**Task requirements:**
Each entry must be given again exactly; images do not belong in the copy.

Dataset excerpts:
--------------------
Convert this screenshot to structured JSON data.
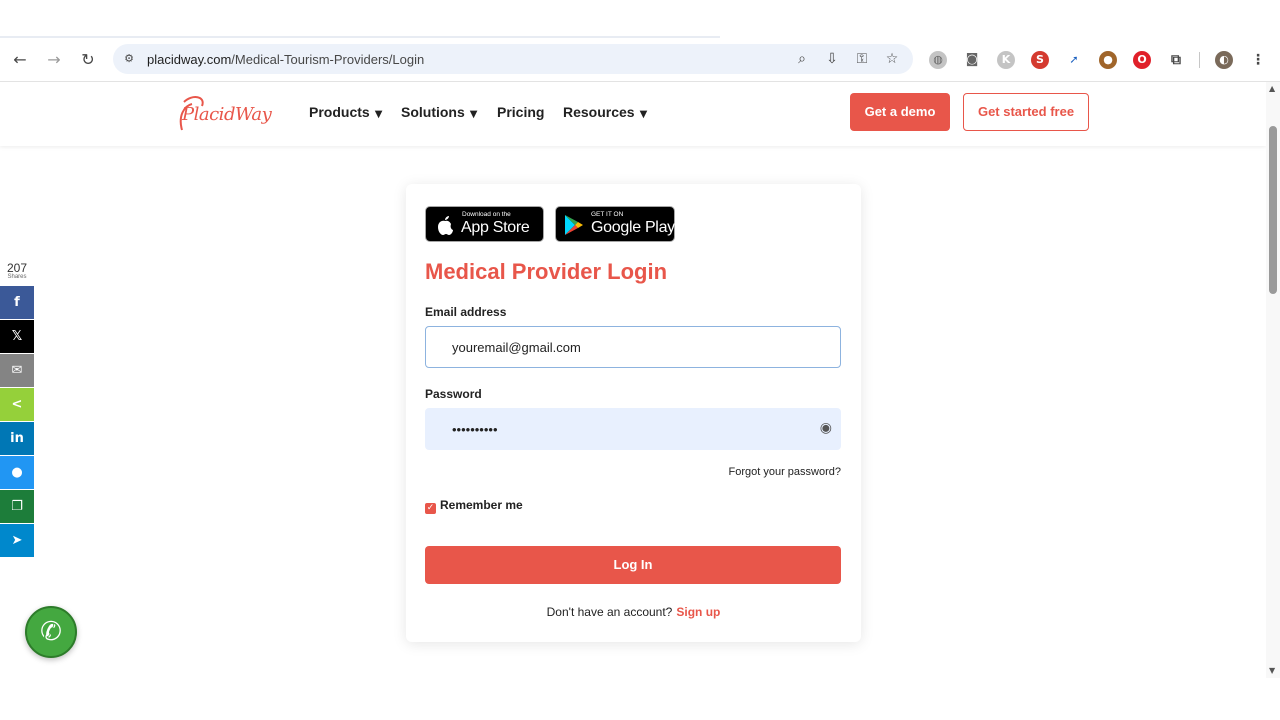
{
  "browser": {
    "url_host": "placidway.com",
    "url_path": "/Medical-Tourism-Providers/Login"
  },
  "header": {
    "logo_text": "PlacidWay",
    "nav": [
      {
        "label": "Products",
        "has_dropdown": true
      },
      {
        "label": "Solutions",
        "has_dropdown": true
      },
      {
        "label": "Pricing",
        "has_dropdown": false
      },
      {
        "label": "Resources",
        "has_dropdown": true
      }
    ],
    "demo_label": "Get a demo",
    "start_label": "Get started free",
    "accent_color": "#e8564a"
  },
  "stores": {
    "apple_small": "Download on the",
    "apple_big": "App Store",
    "google_small": "GET IT ON",
    "google_big": "Google Play"
  },
  "login": {
    "title": "Medical Provider Login",
    "email_label": "Email address",
    "email_value": "youremail@gmail.com",
    "password_label": "Password",
    "password_value": "••••••••••",
    "forgot_label": "Forgot your password?",
    "remember_label": "Remember me",
    "remember_checked": true,
    "login_label": "Log In",
    "no_account_text": "Don't have an account?",
    "signup_label": "Sign up"
  },
  "share": {
    "count": "207",
    "count_label": "Shares",
    "buttons": [
      {
        "name": "facebook",
        "glyph": "f",
        "color": "#3b5998"
      },
      {
        "name": "x",
        "glyph": "𝕏",
        "color": "#000000"
      },
      {
        "name": "email",
        "glyph": "✉",
        "color": "#848484"
      },
      {
        "name": "sharethis",
        "glyph": "<",
        "color": "#95d03a"
      },
      {
        "name": "linkedin",
        "glyph": "in",
        "color": "#0077b5"
      },
      {
        "name": "messenger",
        "glyph": "●",
        "color": "#2196f3"
      },
      {
        "name": "copy",
        "glyph": "❐",
        "color": "#1d7d3a"
      },
      {
        "name": "telegram",
        "glyph": "➤",
        "color": "#0088cc"
      }
    ]
  }
}
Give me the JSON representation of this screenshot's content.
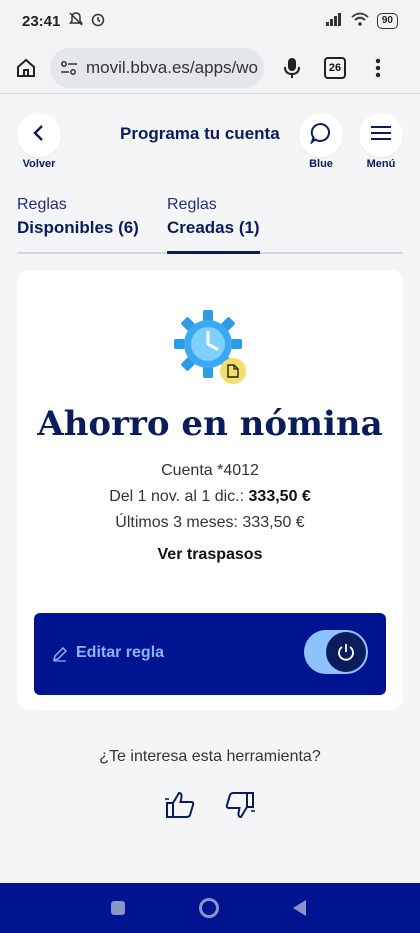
{
  "status": {
    "time": "23:41",
    "battery": "90"
  },
  "browser": {
    "url": "movil.bbva.es/apps/wo",
    "tabs": "26"
  },
  "header": {
    "title": "Programa tu cuenta",
    "back": "Volver",
    "blue": "Blue",
    "menu": "Menú"
  },
  "tabs": [
    {
      "line1": "Reglas",
      "line2": "Disponibles (6)"
    },
    {
      "line1": "Reglas",
      "line2": "Creadas (1)"
    }
  ],
  "card": {
    "title": "Ahorro en nómina",
    "account": "Cuenta *4012",
    "period_label": "Del 1 nov. al 1 dic.:",
    "period_amount": "333,50 €",
    "last3": "Últimos 3 meses: 333,50 €",
    "transfers": "Ver traspasos",
    "edit": "Editar regla"
  },
  "feedback": {
    "question": "¿Te interesa esta herramienta?"
  },
  "colors": {
    "brand": "#0a1c5c",
    "dark_blue": "#001391",
    "light_blue": "#8fc3ff"
  }
}
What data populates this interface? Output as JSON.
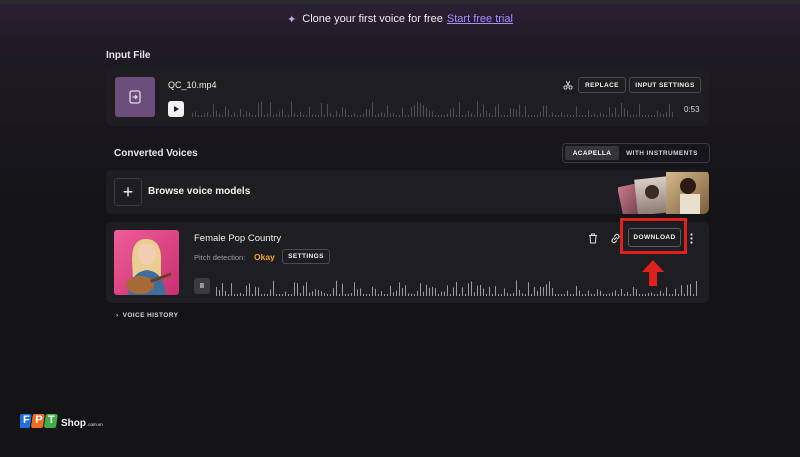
{
  "banner": {
    "text": "Clone your first voice for free",
    "link": "Start free trial"
  },
  "input_file": {
    "section_title": "Input File",
    "file_name": "QC_10.mp4",
    "duration": "0:53",
    "replace_label": "REPLACE",
    "input_settings_label": "INPUT SETTINGS"
  },
  "converted": {
    "section_title": "Converted Voices",
    "toggle_acapella": "ACAPELLA",
    "toggle_instruments": "WITH INSTRUMENTS",
    "browse_label": "Browse voice models"
  },
  "voice_card": {
    "name": "Female Pop Country",
    "pitch_label": "Pitch detection:",
    "pitch_value": "Okay",
    "settings_label": "SETTINGS",
    "download_label": "DOWNLOAD",
    "pause_glyph": "II"
  },
  "voice_history": "VOICE HISTORY",
  "watermark": {
    "brand": "FPT",
    "shop": "Shop",
    "domain": ".com.vn"
  },
  "colors": {
    "accent_link": "#a98cff",
    "highlight_red": "#e0201c",
    "pitch_okay": "#f5a524",
    "fpt_blue": "#1e6fd9",
    "fpt_orange": "#f26b21",
    "fpt_green": "#3fae49"
  }
}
--------------------
**Answer to this problem:**
Convert this screenshot to structured JSON data.
{
  "browser": {
    "url_host": "placidway.com",
    "url_path": "/Medical-Tourism-Providers/Login"
  },
  "header": {
    "logo_text": "PlacidWay",
    "nav": [
      {
        "label": "Products",
        "has_dropdown": true
      },
      {
        "label": "Solutions",
        "has_dropdown": true
      },
      {
        "label": "Pricing",
        "has_dropdown": false
      },
      {
        "label": "Resources",
        "has_dropdown": true
      }
    ],
    "demo_label": "Get a demo",
    "start_label": "Get started free",
    "accent_color": "#e8564a"
  },
  "stores": {
    "apple_small": "Download on the",
    "apple_big": "App Store",
    "google_small": "GET IT ON",
    "google_big": "Google Play"
  },
  "login": {
    "title": "Medical Provider Login",
    "email_label": "Email address",
    "email_value": "youremail@gmail.com",
    "password_label": "Password",
    "password_value": "••••••••••",
    "forgot_label": "Forgot your password?",
    "remember_label": "Remember me",
    "remember_checked": true,
    "login_label": "Log In",
    "no_account_text": "Don't have an account?",
    "signup_label": "Sign up"
  },
  "share": {
    "count": "207",
    "count_label": "Shares",
    "buttons": [
      {
        "name": "facebook",
        "glyph": "f",
        "color": "#3b5998"
      },
      {
        "name": "x",
        "glyph": "𝕏",
        "color": "#000000"
      },
      {
        "name": "email",
        "glyph": "✉",
        "color": "#848484"
      },
      {
        "name": "sharethis",
        "glyph": "<",
        "color": "#95d03a"
      },
      {
        "name": "linkedin",
        "glyph": "in",
        "color": "#0077b5"
      },
      {
        "name": "messenger",
        "glyph": "●",
        "color": "#2196f3"
      },
      {
        "name": "copy",
        "glyph": "❐",
        "color": "#1d7d3a"
      },
      {
        "name": "telegram",
        "glyph": "➤",
        "color": "#0088cc"
      }
    ]
  }
}
Give me the JSON representation of this screenshot's content.
{
  "status": {
    "time": "23:41",
    "battery": "90"
  },
  "browser": {
    "url": "movil.bbva.es/apps/wo",
    "tabs": "26"
  },
  "header": {
    "title": "Programa tu cuenta",
    "back": "Volver",
    "blue": "Blue",
    "menu": "Menú"
  },
  "tabs": [
    {
      "line1": "Reglas",
      "line2": "Disponibles (6)"
    },
    {
      "line1": "Reglas",
      "line2": "Creadas (1)"
    }
  ],
  "card": {
    "title": "Ahorro en nómina",
    "account": "Cuenta *4012",
    "period_label": "Del 1 nov. al 1 dic.:",
    "period_amount": "333,50 €",
    "last3": "Últimos 3 meses: 333,50 €",
    "transfers": "Ver traspasos",
    "edit": "Editar regla"
  },
  "feedback": {
    "question": "¿Te interesa esta herramienta?"
  },
  "colors": {
    "brand": "#0a1c5c",
    "dark_blue": "#001391",
    "light_blue": "#8fc3ff"
  }
}
What data populates this interface? Output as JSON.
{
  "banner": {
    "text": "Clone your first voice for free",
    "link": "Start free trial"
  },
  "input_file": {
    "section_title": "Input File",
    "file_name": "QC_10.mp4",
    "duration": "0:53",
    "replace_label": "REPLACE",
    "input_settings_label": "INPUT SETTINGS"
  },
  "converted": {
    "section_title": "Converted Voices",
    "toggle_acapella": "ACAPELLA",
    "toggle_instruments": "WITH INSTRUMENTS",
    "browse_label": "Browse voice models"
  },
  "voice_card": {
    "name": "Female Pop Country",
    "pitch_label": "Pitch detection:",
    "pitch_value": "Okay",
    "settings_label": "SETTINGS",
    "download_label": "DOWNLOAD",
    "pause_glyph": "II"
  },
  "voice_history": "VOICE HISTORY",
  "watermark": {
    "brand": "FPT",
    "shop": "Shop",
    "domain": ".com.vn"
  },
  "colors": {
    "accent_link": "#a98cff",
    "highlight_red": "#e0201c",
    "pitch_okay": "#f5a524",
    "fpt_blue": "#1e6fd9",
    "fpt_orange": "#f26b21",
    "fpt_green": "#3fae49"
  }
}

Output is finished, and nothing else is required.